***** STORED ROWS *****

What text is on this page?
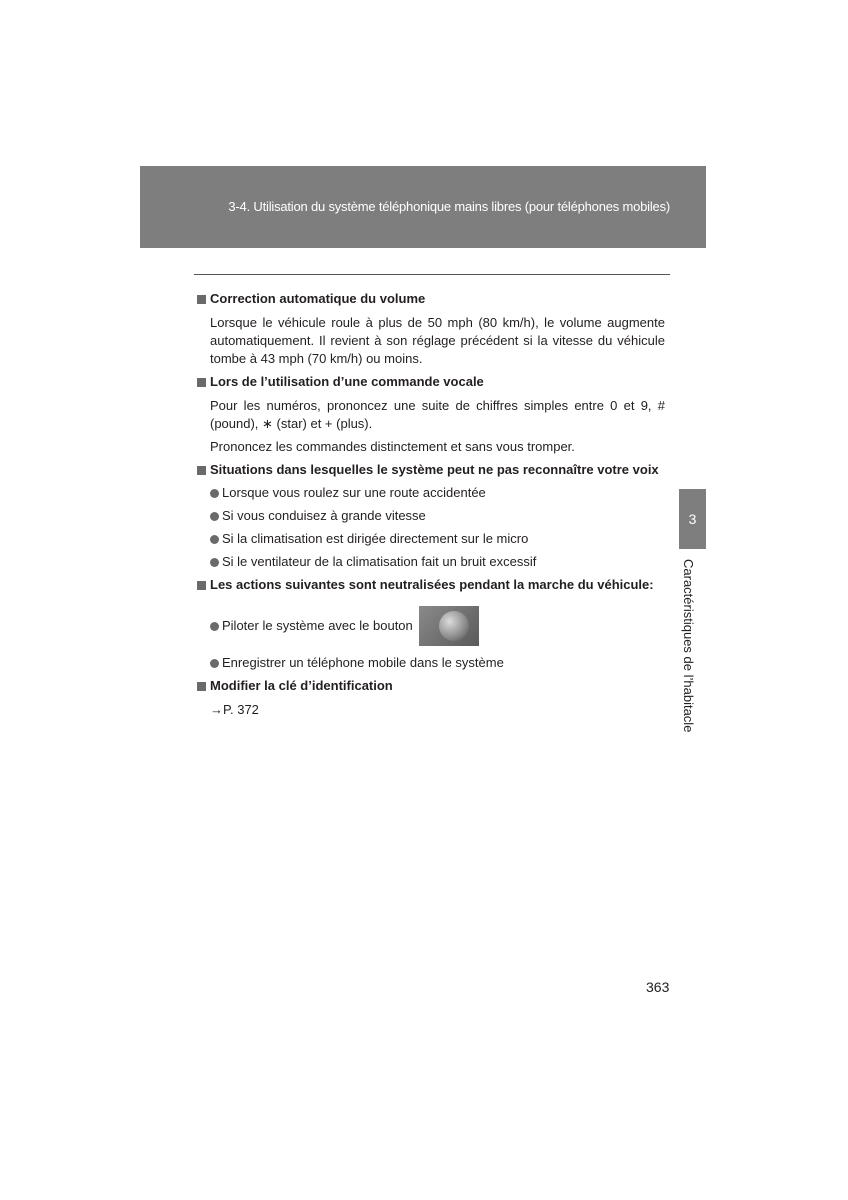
3-4. Utilisation du système téléphonique mains libres (pour téléphones mobiles)

Correction automatique du volume

Lorsque le véhicule roule à plus de 50 mph (80 km/h), le volume augmente automatiquement. Il revient à son réglage précédent si la vitesse du véhicule tombe à 43 mph (70 km/h) ou moins.

Lors de l’utilisation d’une commande vocale

Pour les numéros, prononcez une suite de chiffres simples entre 0 et 9, # (pound), ∗ (star) et + (plus).

Prononcez les commandes distinctement et sans vous tromper.

Situations dans lesquelles le système peut ne pas reconnaître votre voix

Lorsque vous roulez sur une route accidentée
Si vous conduisez à grande vitesse
Si la climatisation est dirigée directement sur le micro
Si le ventilateur de la climatisation fait un bruit excessif

Les actions suivantes sont neutralisées pendant la marche du véhicule:

Piloter le système avec le bouton
Enregistrer un téléphone mobile dans le système

Modifier la clé d’identification

→P. 372

3
Caractéristiques de l’habitacle
363
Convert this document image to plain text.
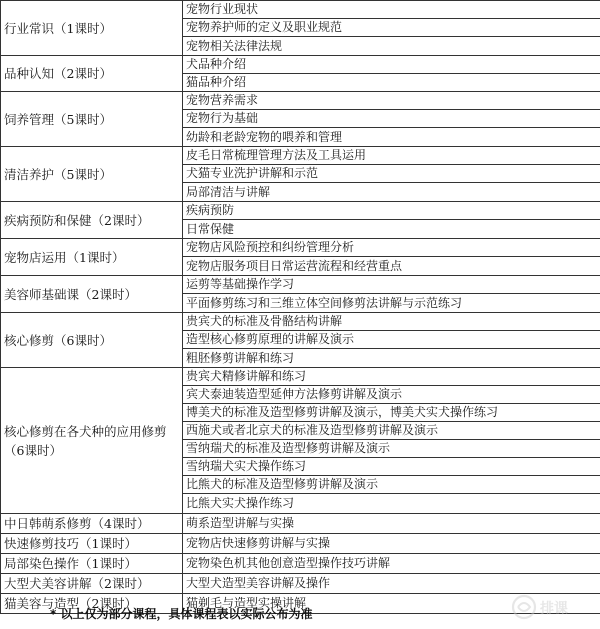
行业常识（1课时）	宠物行业现状
	宠物养护师的定义及职业规范
	宠物相关法律法规
品种认知（2课时）	犬品种介绍
	猫品种介绍
饲养管理（5课时）	宠物营养需求
	宠物行为基础
	幼龄和老龄宠物的喂养和管理
清洁养护（5课时）	皮毛日常梳理管理方法及工具运用
	犬猫专业洗护讲解和示范
	局部清洁与讲解
疾病预防和保健（2课时）	疾病预防
	日常保健
宠物店运用（1课时）	宠物店风险预控和纠纷管理分析
	宠物店服务项目日常运营流程和经营重点
美容师基础课（2课时）	运剪等基础操作学习
	平面修剪练习和三维立体空间修剪法讲解与示范练习
核心修剪（6课时）	贵宾犬的标准及骨骼结构讲解
	造型核心修剪原理的讲解及演示
	粗胚修剪讲解和练习
核心修剪在各犬种的应用修剪（6课时）	贵宾犬精修讲解和练习
	宾犬泰迪装造型延伸方法修剪讲解及演示
	博美犬的标准及造型修剪讲解及演示，博美犬实犬操作练习
	西施犬或者北京犬的标准及造型修剪讲解及演示
	雪纳瑞犬的标准及造型修剪讲解及演示
	雪纳瑞犬实犬操作练习
	比熊犬的标准及造型修剪讲解及演示
	比熊犬实犬操作练习
中日韩萌系修剪（4课时）	萌系造型讲解与实操
快速修剪技巧（1课时）	宠物店快速修剪讲解与实操
局部染色操作（1课时）	宠物染色机其他创意造型操作技巧讲解
大型犬美容讲解（2课时）	大型犬造型美容讲解及操作
猫美容与造型（2课时）	猫剃毛与造型实操讲解
* 以上仅为部分课程，具体课程表以实际公布为准	排课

*****

--- SET EXERCISE ---
Look through the entries above; copy every line holding the string "plus".

--- EXERCISE RESULT ---
Lorsque le véhicule roule à plus de 50 mph (80 km/h), le volume augmente automatiquement. Il revient à son réglage précédent si la vitesse du véhicule tombe à 43 mph (70 km/h) ou moins.
Pour les numéros, prononcez une suite de chiffres simples entre 0 et 9, # (pound), ∗ (star) et + (plus).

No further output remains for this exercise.